• [PROBLEM REQUIREMENTS]
For each line of the data below that holds "Přidat", copy the line.

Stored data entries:

==========

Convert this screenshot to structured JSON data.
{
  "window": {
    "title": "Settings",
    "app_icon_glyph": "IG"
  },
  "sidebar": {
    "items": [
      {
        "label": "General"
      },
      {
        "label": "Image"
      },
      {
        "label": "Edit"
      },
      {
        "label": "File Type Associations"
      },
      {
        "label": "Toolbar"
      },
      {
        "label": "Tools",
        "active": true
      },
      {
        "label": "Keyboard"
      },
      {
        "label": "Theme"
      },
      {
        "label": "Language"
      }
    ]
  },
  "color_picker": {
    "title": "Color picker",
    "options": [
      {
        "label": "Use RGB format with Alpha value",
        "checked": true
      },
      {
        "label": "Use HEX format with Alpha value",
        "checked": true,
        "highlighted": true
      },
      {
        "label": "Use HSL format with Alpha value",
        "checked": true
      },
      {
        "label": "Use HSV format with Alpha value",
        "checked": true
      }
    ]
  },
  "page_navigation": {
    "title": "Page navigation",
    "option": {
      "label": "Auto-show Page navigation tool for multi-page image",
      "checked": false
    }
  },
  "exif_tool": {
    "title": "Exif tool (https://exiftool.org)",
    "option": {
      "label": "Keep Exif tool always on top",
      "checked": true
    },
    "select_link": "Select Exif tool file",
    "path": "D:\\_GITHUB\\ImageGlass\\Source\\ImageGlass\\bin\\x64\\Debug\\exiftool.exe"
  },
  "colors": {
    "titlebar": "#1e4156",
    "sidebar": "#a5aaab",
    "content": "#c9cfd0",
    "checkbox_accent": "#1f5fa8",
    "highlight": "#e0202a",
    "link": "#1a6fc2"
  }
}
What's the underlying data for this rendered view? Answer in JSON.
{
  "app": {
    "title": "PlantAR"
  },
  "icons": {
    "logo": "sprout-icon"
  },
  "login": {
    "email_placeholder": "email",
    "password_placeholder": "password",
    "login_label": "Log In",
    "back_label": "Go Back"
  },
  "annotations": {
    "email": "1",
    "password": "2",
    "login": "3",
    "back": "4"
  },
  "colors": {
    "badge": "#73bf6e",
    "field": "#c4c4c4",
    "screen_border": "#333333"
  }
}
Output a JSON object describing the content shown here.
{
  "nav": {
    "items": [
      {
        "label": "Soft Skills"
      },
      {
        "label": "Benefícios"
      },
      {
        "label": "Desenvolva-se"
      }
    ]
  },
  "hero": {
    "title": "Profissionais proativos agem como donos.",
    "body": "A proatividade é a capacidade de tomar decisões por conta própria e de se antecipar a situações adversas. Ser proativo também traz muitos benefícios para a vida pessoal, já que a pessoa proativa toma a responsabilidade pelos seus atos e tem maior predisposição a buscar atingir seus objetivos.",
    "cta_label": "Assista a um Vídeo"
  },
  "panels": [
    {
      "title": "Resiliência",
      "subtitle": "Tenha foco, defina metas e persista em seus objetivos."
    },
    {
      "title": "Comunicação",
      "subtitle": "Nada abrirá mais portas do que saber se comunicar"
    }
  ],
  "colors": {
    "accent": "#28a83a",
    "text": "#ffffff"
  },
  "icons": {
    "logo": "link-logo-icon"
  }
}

==========

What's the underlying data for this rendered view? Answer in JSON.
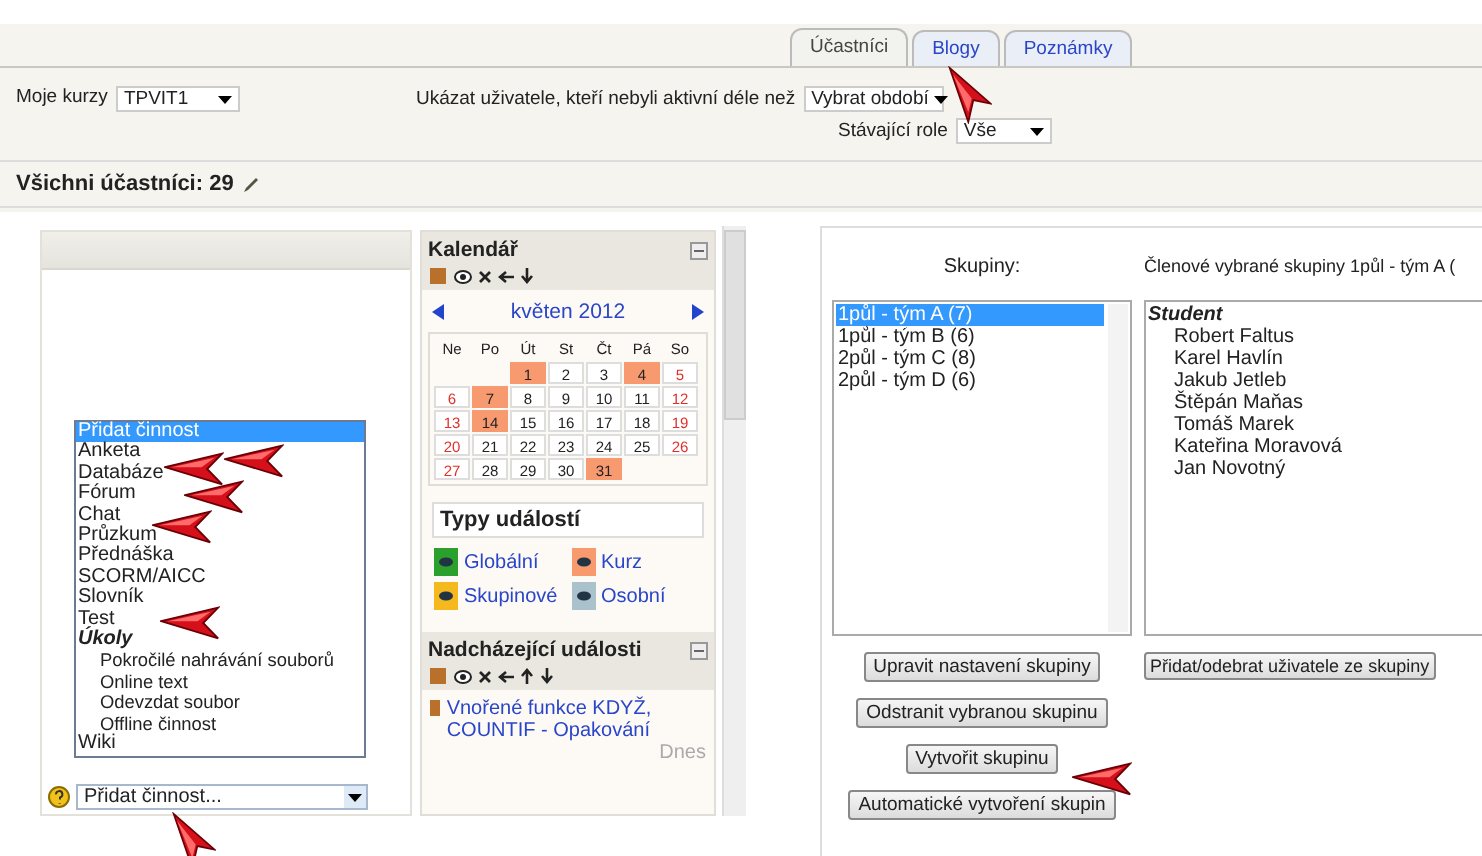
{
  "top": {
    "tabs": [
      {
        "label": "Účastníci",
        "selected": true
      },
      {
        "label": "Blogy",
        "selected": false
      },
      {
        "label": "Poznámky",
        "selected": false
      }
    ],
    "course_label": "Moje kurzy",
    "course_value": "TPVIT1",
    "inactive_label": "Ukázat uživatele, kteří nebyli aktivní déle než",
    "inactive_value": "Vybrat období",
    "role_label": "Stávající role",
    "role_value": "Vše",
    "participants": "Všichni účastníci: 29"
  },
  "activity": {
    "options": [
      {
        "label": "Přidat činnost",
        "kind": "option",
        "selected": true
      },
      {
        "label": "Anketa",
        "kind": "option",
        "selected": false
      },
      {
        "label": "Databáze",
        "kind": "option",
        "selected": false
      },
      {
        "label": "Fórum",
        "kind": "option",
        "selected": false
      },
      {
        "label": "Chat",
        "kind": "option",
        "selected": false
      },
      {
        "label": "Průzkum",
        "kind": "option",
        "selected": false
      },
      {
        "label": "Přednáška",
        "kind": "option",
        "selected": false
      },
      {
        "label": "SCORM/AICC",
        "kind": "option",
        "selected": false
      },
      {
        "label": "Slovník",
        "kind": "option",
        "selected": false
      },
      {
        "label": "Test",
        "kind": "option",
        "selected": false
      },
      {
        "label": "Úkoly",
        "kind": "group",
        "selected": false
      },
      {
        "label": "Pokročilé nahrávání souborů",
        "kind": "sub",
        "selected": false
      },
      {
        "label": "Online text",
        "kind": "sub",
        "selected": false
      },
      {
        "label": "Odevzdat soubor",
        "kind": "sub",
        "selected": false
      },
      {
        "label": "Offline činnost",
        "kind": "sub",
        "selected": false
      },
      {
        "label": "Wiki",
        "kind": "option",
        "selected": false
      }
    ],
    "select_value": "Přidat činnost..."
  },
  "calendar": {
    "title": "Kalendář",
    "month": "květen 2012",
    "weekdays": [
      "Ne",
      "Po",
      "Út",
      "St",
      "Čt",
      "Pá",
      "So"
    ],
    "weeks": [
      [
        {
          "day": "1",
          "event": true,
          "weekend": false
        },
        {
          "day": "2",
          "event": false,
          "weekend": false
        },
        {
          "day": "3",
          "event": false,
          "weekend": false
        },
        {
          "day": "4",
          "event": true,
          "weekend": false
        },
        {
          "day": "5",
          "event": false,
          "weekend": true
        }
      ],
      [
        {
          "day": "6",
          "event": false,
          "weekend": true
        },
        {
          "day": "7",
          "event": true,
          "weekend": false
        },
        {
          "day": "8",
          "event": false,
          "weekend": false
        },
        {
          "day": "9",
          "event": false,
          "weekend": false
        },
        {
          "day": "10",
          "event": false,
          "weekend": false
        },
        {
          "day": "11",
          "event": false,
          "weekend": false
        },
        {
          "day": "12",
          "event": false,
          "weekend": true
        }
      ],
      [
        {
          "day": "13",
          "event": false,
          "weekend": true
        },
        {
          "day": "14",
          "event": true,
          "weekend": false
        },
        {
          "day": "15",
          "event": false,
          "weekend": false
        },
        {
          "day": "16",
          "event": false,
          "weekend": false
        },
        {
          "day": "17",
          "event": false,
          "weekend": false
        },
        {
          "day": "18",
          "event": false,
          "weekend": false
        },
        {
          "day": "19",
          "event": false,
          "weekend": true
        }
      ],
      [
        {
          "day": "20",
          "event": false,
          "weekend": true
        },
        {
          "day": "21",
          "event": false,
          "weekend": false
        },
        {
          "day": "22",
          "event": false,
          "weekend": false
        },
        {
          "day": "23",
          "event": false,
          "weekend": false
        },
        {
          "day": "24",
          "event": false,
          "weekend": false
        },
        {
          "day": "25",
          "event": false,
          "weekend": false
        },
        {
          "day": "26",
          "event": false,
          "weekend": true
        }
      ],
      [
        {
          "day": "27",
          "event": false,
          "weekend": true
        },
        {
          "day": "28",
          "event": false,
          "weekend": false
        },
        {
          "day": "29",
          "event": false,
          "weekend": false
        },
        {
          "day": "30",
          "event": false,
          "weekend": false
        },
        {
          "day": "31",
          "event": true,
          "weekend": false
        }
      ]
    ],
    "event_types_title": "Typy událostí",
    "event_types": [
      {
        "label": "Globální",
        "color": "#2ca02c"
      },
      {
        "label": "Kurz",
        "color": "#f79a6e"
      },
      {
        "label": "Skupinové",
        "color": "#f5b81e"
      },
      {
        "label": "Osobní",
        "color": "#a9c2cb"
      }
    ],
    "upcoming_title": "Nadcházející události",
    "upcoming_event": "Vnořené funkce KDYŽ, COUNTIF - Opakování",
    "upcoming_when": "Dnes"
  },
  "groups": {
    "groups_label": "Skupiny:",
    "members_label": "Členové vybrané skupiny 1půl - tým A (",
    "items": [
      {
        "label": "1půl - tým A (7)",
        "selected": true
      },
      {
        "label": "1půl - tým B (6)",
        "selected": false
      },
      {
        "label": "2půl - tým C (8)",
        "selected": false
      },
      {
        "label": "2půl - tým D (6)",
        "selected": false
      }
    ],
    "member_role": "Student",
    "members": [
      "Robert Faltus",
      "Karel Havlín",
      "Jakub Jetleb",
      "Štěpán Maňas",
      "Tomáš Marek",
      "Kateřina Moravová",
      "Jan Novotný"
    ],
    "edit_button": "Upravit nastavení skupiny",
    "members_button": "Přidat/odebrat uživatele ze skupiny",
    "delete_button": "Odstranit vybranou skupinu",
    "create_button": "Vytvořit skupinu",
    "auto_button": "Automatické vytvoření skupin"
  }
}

==========

• [EXERCISE RESULT]
        "label": "Přidat činnost",
    "select_value": "Přidat činnost..."
    "members_button": "Přidat/odebrat uživatele ze skupiny",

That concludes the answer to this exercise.